DATA IN THIS EXERCISE Start Marker

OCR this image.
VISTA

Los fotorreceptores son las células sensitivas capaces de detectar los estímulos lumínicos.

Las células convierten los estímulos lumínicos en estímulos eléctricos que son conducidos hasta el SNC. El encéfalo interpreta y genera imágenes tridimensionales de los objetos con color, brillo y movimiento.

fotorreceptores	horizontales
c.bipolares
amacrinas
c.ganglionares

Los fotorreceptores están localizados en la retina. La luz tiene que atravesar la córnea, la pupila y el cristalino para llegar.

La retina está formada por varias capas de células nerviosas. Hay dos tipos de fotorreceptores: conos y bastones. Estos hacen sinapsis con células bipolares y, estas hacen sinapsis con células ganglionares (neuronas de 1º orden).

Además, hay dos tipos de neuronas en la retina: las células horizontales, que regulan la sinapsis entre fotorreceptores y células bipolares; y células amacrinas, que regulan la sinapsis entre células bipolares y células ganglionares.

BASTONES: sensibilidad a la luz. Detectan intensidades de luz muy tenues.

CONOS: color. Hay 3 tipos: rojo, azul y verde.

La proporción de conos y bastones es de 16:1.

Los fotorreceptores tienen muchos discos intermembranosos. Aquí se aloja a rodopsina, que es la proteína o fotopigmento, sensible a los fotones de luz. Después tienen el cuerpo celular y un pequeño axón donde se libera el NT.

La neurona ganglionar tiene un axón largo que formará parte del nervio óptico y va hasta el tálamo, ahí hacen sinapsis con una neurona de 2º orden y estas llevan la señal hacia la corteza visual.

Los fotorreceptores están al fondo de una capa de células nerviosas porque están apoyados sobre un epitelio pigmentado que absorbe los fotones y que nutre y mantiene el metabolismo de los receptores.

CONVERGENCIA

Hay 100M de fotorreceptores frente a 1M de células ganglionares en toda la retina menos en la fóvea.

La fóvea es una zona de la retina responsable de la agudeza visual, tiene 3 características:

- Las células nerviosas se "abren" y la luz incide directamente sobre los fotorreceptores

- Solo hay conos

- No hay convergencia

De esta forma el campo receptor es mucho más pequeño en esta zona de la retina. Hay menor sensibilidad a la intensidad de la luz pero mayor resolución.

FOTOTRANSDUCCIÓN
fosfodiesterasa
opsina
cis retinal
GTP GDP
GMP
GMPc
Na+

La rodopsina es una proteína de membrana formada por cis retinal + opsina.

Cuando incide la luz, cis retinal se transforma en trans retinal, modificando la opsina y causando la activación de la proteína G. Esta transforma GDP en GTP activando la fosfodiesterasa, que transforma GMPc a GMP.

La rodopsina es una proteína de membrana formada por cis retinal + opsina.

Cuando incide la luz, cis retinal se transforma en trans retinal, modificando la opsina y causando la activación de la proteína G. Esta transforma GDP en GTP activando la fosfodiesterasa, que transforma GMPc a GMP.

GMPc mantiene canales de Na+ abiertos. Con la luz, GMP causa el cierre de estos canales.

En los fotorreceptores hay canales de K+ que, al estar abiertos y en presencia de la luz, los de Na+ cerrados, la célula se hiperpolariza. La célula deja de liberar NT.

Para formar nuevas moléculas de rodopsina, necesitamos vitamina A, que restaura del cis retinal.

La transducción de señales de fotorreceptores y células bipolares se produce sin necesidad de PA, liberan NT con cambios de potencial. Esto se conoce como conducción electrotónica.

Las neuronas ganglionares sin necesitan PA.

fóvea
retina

DATA IN THIS EXERCISE End Marker

◆ PROBLEM DESCRIPTION
So that nothing is lost, return the listing exactly and completely.

◆ REPLY
OCR this image.
VISTA

Los fotorreceptores son las células sensitivas capaces de detectar los estímulos lumínicos.

Las células convierten los estímulos lumínicos en estímulos eléctricos que son conducidos hasta el SNC. El encéfalo interpreta y genera imágenes tridimensionales de los objetos con color, brillo y movimiento.

fotorreceptores	horizontales
c.bipolares
amacrinas
c.ganglionares

Los fotorreceptores están localizados en la retina. La luz tiene que atravesar la córnea, la pupila y el cristalino para llegar.

La retina está formada por varias capas de células nerviosas. Hay dos tipos de fotorreceptores: conos y bastones. Estos hacen sinapsis con células bipolares y, estas hacen sinapsis con células ganglionares (neuronas de 1º orden).

Además, hay dos tipos de neuronas en la retina: las células horizontales, que regulan la sinapsis entre fotorreceptores y células bipolares; y células amacrinas, que regulan la sinapsis entre células bipolares y células ganglionares.

BASTONES: sensibilidad a la luz. Detectan intensidades de luz muy tenues.

CONOS: color. Hay 3 tipos: rojo, azul y verde.

La proporción de conos y bastones es de 16:1.

Los fotorreceptores tienen muchos discos intermembranosos. Aquí se aloja a rodopsina, que es la proteína o fotopigmento, sensible a los fotones de luz. Después tienen el cuerpo celular y un pequeño axón donde se libera el NT.

La neurona ganglionar tiene un axón largo que formará parte del nervio óptico y va hasta el tálamo, ahí hacen sinapsis con una neurona de 2º orden y estas llevan la señal hacia la corteza visual.

Los fotorreceptores están al fondo de una capa de células nerviosas porque están apoyados sobre un epitelio pigmentado que absorbe los fotones y que nutre y mantiene el metabolismo de los receptores.

CONVERGENCIA

Hay 100M de fotorreceptores frente a 1M de células ganglionares en toda la retina menos en la fóvea.

La fóvea es una zona de la retina responsable de la agudeza visual, tiene 3 características:

- Las células nerviosas se "abren" y la luz incide directamente sobre los fotorreceptores

- Solo hay conos

- No hay convergencia

De esta forma el campo receptor es mucho más pequeño en esta zona de la retina. Hay menor sensibilidad a la intensidad de la luz pero mayor resolución.

FOTOTRANSDUCCIÓN
fosfodiesterasa
opsina
cis retinal
GTP GDP
GMP
GMPc
Na+

La rodopsina es una proteína de membrana formada por cis retinal + opsina.

Cuando incide la luz, cis retinal se transforma en trans retinal, modificando la opsina y causando la activación de la proteína G. Esta transforma GDP en GTP activando la fosfodiesterasa, que transforma GMPc a GMP.

La rodopsina es una proteína de membrana formada por cis retinal + opsina.

Cuando incide la luz, cis retinal se transforma en trans retinal, modificando la opsina y causando la activación de la proteína G. Esta transforma GDP en GTP activando la fosfodiesterasa, que transforma GMPc a GMP.

GMPc mantiene canales de Na+ abiertos. Con la luz, GMP causa el cierre de estos canales.

En los fotorreceptores hay canales de K+ que, al estar abiertos y en presencia de la luz, los de Na+ cerrados, la célula se hiperpolariza. La célula deja de liberar NT.

Para formar nuevas moléculas de rodopsina, necesitamos vitamina A, que restaura del cis retinal.

La transducción de señales de fotorreceptores y células bipolares se produce sin necesidad de PA, liberan NT con cambios de potencial. Esto se conoce como conducción electrotónica.

Las neuronas ganglionares sin necesitan PA.

fóvea
retina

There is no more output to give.